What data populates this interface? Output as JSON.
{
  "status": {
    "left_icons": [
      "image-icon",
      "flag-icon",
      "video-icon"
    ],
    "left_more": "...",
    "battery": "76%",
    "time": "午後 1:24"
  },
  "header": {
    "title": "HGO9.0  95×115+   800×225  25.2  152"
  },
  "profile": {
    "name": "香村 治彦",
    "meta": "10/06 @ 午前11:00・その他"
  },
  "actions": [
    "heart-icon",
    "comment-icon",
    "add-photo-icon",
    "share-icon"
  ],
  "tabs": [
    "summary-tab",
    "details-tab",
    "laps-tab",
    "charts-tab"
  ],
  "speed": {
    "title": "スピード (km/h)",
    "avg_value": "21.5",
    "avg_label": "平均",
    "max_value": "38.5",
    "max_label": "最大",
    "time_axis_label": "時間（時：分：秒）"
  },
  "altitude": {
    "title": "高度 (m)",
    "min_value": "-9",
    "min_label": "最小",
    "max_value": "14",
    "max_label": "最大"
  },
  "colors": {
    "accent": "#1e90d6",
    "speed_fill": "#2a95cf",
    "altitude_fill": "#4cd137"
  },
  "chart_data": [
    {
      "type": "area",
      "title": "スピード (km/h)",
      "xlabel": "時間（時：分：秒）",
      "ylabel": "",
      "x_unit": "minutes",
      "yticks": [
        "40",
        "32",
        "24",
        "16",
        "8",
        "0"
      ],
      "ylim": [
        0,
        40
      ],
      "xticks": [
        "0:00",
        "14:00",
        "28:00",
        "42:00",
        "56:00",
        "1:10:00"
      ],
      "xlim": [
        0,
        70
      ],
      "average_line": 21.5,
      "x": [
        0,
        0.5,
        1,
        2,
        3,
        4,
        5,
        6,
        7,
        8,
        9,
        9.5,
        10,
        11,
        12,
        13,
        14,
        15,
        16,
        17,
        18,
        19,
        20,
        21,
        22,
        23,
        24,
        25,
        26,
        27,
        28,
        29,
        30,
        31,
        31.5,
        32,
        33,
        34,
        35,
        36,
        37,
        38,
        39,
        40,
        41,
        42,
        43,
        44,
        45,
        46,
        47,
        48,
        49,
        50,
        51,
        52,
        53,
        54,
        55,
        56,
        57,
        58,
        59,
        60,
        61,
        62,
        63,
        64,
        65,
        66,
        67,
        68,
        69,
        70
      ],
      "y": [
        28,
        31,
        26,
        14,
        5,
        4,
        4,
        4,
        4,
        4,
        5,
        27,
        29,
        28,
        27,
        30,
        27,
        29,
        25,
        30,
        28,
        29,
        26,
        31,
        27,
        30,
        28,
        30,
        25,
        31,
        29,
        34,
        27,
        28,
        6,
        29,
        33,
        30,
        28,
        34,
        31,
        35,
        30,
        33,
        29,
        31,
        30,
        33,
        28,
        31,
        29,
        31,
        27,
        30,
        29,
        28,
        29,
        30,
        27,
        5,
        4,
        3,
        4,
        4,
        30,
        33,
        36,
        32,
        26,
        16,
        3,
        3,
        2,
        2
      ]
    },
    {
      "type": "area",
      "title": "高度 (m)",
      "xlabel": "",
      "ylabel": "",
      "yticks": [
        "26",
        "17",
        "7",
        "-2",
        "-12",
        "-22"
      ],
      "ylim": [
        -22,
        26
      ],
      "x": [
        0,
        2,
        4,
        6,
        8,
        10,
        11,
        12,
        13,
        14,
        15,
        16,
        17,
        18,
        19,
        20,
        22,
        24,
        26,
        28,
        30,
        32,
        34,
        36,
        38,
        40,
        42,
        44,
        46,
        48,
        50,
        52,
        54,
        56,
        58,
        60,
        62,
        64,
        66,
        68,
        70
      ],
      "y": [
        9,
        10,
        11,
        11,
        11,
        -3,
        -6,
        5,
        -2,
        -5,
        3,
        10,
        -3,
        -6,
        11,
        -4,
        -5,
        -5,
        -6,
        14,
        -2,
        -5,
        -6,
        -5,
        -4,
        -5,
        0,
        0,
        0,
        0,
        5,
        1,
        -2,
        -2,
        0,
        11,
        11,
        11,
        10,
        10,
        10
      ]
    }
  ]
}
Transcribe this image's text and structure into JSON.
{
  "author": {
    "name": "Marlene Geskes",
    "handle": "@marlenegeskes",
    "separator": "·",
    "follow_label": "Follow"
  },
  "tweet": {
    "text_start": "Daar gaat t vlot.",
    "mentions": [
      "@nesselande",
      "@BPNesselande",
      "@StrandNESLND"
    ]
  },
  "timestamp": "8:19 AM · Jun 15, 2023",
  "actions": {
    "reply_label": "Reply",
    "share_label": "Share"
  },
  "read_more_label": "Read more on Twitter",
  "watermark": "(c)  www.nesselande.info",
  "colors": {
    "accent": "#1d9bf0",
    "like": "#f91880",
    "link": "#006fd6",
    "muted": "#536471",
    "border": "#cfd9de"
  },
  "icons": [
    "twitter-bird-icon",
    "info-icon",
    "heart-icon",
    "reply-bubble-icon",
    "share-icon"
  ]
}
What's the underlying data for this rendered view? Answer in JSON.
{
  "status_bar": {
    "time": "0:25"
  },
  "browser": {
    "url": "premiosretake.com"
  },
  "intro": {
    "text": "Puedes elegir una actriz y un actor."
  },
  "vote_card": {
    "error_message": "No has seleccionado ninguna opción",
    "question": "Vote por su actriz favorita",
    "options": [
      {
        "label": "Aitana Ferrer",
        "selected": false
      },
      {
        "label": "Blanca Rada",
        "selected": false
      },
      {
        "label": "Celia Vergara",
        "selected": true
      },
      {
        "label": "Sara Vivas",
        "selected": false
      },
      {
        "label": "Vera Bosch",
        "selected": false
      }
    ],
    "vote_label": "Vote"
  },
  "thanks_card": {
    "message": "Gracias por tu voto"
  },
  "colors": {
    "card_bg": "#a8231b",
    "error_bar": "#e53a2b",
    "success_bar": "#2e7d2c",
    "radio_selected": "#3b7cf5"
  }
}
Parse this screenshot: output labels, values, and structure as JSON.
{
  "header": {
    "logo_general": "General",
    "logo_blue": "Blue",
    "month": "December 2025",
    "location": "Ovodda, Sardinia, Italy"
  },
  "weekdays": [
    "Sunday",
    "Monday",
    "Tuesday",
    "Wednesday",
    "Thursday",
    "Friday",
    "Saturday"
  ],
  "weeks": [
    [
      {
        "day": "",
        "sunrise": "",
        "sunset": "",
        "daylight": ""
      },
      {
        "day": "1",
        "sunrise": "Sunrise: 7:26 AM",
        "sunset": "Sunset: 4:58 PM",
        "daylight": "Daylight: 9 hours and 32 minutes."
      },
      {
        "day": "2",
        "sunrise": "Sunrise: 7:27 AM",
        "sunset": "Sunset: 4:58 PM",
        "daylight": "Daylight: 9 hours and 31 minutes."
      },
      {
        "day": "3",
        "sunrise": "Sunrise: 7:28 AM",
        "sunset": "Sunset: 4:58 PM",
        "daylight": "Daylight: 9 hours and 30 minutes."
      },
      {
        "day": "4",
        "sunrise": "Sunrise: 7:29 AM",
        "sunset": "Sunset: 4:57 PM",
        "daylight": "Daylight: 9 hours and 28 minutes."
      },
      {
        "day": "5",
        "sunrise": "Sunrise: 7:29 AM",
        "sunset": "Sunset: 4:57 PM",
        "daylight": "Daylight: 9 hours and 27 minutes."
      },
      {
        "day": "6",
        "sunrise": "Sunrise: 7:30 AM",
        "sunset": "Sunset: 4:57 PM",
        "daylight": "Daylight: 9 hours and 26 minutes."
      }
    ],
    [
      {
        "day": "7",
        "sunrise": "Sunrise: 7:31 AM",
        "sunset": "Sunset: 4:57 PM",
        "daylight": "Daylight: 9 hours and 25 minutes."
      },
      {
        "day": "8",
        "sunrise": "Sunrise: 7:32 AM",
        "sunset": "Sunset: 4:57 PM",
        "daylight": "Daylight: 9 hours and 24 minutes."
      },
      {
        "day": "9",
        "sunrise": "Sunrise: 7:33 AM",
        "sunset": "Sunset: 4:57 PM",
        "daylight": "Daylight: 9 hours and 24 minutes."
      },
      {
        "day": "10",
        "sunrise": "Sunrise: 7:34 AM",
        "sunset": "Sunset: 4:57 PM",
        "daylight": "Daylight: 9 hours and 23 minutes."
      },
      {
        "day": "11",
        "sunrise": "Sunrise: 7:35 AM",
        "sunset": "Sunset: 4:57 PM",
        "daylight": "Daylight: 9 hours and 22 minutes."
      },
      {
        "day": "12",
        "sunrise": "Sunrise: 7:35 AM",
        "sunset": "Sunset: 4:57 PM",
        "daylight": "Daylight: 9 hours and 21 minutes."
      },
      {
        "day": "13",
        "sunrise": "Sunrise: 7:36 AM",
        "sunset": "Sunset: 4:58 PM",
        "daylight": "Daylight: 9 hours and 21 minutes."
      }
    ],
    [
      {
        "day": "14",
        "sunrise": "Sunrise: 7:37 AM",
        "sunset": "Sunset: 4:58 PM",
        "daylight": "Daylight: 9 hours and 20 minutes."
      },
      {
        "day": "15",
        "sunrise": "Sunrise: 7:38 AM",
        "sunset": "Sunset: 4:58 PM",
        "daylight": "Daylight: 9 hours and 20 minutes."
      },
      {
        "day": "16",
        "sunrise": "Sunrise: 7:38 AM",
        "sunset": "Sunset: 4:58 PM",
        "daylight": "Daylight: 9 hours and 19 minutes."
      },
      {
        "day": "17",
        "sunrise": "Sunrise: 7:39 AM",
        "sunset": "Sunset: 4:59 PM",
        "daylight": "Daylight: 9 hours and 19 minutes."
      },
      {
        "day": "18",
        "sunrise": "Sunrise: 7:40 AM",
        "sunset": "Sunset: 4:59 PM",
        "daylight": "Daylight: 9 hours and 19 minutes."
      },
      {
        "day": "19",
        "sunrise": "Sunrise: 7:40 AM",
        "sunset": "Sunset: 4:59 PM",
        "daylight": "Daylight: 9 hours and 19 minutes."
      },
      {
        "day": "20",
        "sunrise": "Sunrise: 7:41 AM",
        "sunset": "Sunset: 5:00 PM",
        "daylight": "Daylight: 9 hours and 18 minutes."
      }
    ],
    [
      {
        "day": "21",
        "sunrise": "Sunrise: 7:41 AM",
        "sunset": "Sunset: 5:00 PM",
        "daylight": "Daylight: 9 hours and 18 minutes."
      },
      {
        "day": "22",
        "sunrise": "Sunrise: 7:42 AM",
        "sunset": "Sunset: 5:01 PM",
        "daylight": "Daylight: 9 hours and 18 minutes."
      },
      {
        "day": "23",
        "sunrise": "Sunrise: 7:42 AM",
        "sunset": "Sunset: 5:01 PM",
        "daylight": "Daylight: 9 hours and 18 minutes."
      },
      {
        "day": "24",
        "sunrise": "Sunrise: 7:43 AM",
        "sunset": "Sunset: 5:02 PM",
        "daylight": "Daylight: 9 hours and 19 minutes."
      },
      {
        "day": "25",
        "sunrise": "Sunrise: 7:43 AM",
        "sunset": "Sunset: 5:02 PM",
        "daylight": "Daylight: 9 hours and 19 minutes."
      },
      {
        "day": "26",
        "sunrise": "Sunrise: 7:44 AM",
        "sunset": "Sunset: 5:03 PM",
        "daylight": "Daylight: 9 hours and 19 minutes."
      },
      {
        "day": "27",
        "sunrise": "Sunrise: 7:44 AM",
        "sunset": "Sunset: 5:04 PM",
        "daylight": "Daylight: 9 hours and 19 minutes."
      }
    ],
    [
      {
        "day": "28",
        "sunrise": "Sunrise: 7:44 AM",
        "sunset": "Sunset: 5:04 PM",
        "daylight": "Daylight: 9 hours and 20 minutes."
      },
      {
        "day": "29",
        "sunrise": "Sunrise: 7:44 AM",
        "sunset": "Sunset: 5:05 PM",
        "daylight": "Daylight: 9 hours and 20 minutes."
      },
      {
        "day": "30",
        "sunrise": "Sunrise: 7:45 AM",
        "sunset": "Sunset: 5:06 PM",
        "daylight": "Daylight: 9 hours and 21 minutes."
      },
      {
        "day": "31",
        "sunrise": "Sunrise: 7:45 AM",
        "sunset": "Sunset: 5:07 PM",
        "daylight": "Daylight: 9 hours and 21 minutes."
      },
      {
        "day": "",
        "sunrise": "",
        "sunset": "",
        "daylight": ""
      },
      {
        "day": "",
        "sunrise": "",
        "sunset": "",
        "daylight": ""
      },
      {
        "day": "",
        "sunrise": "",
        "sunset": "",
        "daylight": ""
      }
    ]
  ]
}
************
■ **Given request**:
Gather every line from the listing above in which the word "structure" appears.

■ **Exercise response**:
Transcribe this image's text and structure into JSON.
Parse this screenshot: output labels, values, and structure as JSON.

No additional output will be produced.